_WRITTEN PROBLEM:_ Make a verbatim copy of the entries below; pictures stay out.

_EXTRACTED ENTRIES:_
* * * * * * * * *

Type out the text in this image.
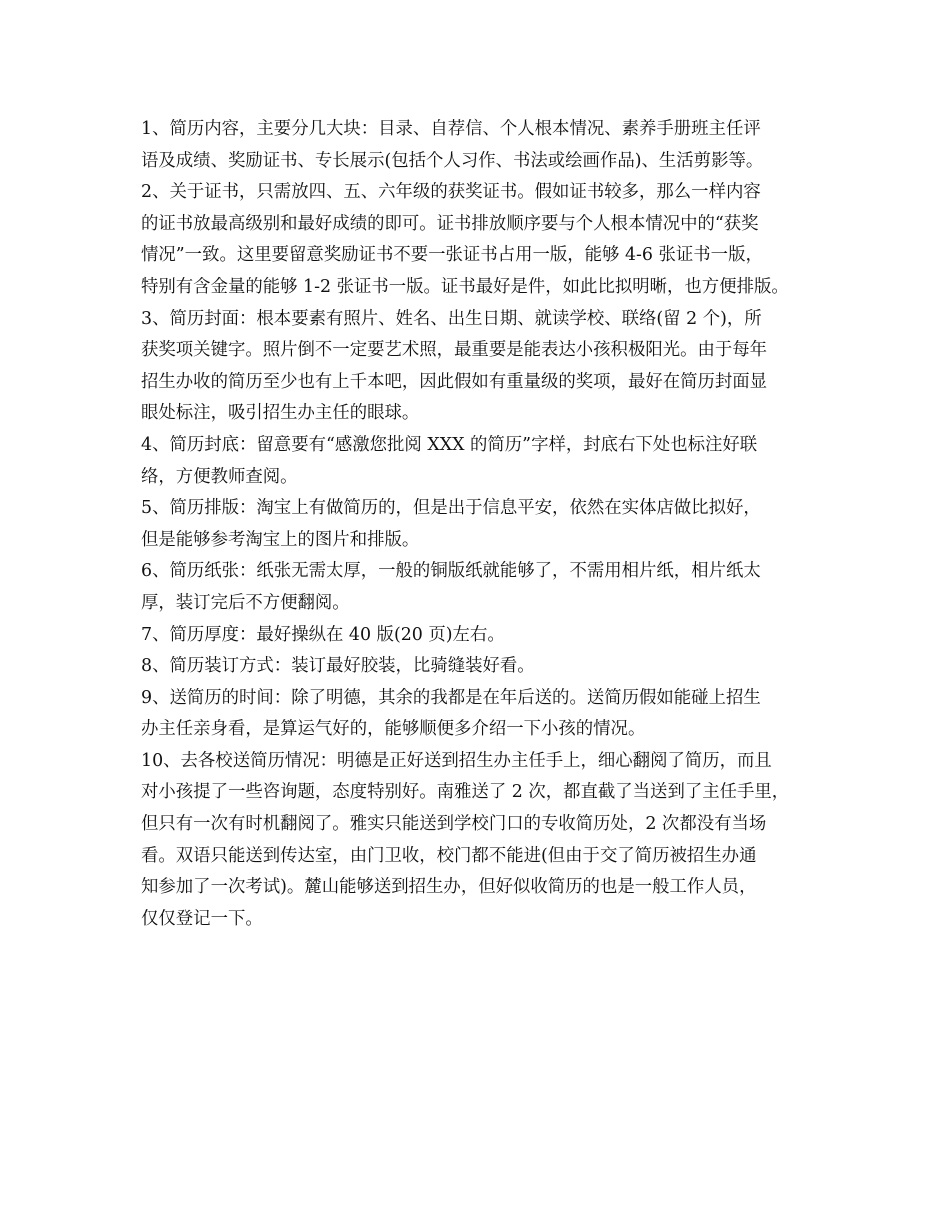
1、简历内容，主要分几大块：目录、自荐信、个人根本情况、素养手册班主任评
语及成绩、奖励证书、专长展示(包括个人习作、书法或绘画作品)、生活剪影等。
2、关于证书，只需放四、五、六年级的获奖证书。假如证书较多，那么一样内容
的证书放最高级别和最好成绩的即可。证书排放顺序要与个人根本情况中的“获奖
情况”一致。这里要留意奖励证书不要一张证书占用一版，能够 4-6 张证书一版，
特别有含金量的能够 1-2 张证书一版。证书最好是件，如此比拟明晰，也方便排版。
3、简历封面：根本要素有照片、姓名、出生日期、就读学校、联络(留 2 个)，所
获奖项关键字。照片倒不一定要艺术照，最重要是能表达小孩积极阳光。由于每年
招生办收的简历至少也有上千本吧，因此假如有重量级的奖项，最好在简历封面显
眼处标注，吸引招生办主任的眼球。
4、简历封底：留意要有“感激您批阅 XXX 的简历”字样，封底右下处也标注好联
络，方便教师查阅。
5、简历排版：淘宝上有做简历的，但是出于信息平安，依然在实体店做比拟好，
但是能够参考淘宝上的图片和排版。
6、简历纸张：纸张无需太厚，一般的铜版纸就能够了，不需用相片纸，相片纸太
厚，装订完后不方便翻阅。
7、简历厚度：最好操纵在 40 版(20 页)左右。
8、简历装订方式：装订最好胶装，比骑缝装好看。
9、送简历的时间：除了明德，其余的我都是在年后送的。送简历假如能碰上招生
办主任亲身看，是算运气好的，能够顺便多介绍一下小孩的情况。
10、去各校送简历情况：明德是正好送到招生办主任手上，细心翻阅了简历，而且
对小孩提了一些咨询题，态度特别好。南雅送了 2 次，都直截了当送到了主任手里，
但只有一次有时机翻阅了。雅实只能送到学校门口的专收简历处，2 次都没有当场
看。双语只能送到传达室，由门卫收，校门都不能进(但由于交了简历被招生办通
知参加了一次考试)。麓山能够送到招生办，但好似收简历的也是一般工作人员，
仅仅登记一下。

* * * * * * * * *

_RESPONSE TO THE TASK:_
Type out the text in this image.
1、简历内容，主要分几大块：目录、自荐信、个人根本情况、素养手册班主任评
语及成绩、奖励证书、专长展示(包括个人习作、书法或绘画作品)、生活剪影等。
2、关于证书，只需放四、五、六年级的获奖证书。假如证书较多，那么一样内容
的证书放最高级别和最好成绩的即可。证书排放顺序要与个人根本情况中的“获奖
情况”一致。这里要留意奖励证书不要一张证书占用一版，能够 4-6 张证书一版，
特别有含金量的能够 1-2 张证书一版。证书最好是件，如此比拟明晰，也方便排版。
3、简历封面：根本要素有照片、姓名、出生日期、就读学校、联络(留 2 个)，所
获奖项关键字。照片倒不一定要艺术照，最重要是能表达小孩积极阳光。由于每年
招生办收的简历至少也有上千本吧，因此假如有重量级的奖项，最好在简历封面显
眼处标注，吸引招生办主任的眼球。
4、简历封底：留意要有“感激您批阅 XXX 的简历”字样，封底右下处也标注好联
络，方便教师查阅。
5、简历排版：淘宝上有做简历的，但是出于信息平安，依然在实体店做比拟好，
但是能够参考淘宝上的图片和排版。
6、简历纸张：纸张无需太厚，一般的铜版纸就能够了，不需用相片纸，相片纸太
厚，装订完后不方便翻阅。
7、简历厚度：最好操纵在 40 版(20 页)左右。
8、简历装订方式：装订最好胶装，比骑缝装好看。
9、送简历的时间：除了明德，其余的我都是在年后送的。送简历假如能碰上招生
办主任亲身看，是算运气好的，能够顺便多介绍一下小孩的情况。
10、去各校送简历情况：明德是正好送到招生办主任手上，细心翻阅了简历，而且
对小孩提了一些咨询题，态度特别好。南雅送了 2 次，都直截了当送到了主任手里，
但只有一次有时机翻阅了。雅实只能送到学校门口的专收简历处，2 次都没有当场
看。双语只能送到传达室，由门卫收，校门都不能进(但由于交了简历被招生办通
知参加了一次考试)。麓山能够送到招生办，但好似收简历的也是一般工作人员，
仅仅登记一下。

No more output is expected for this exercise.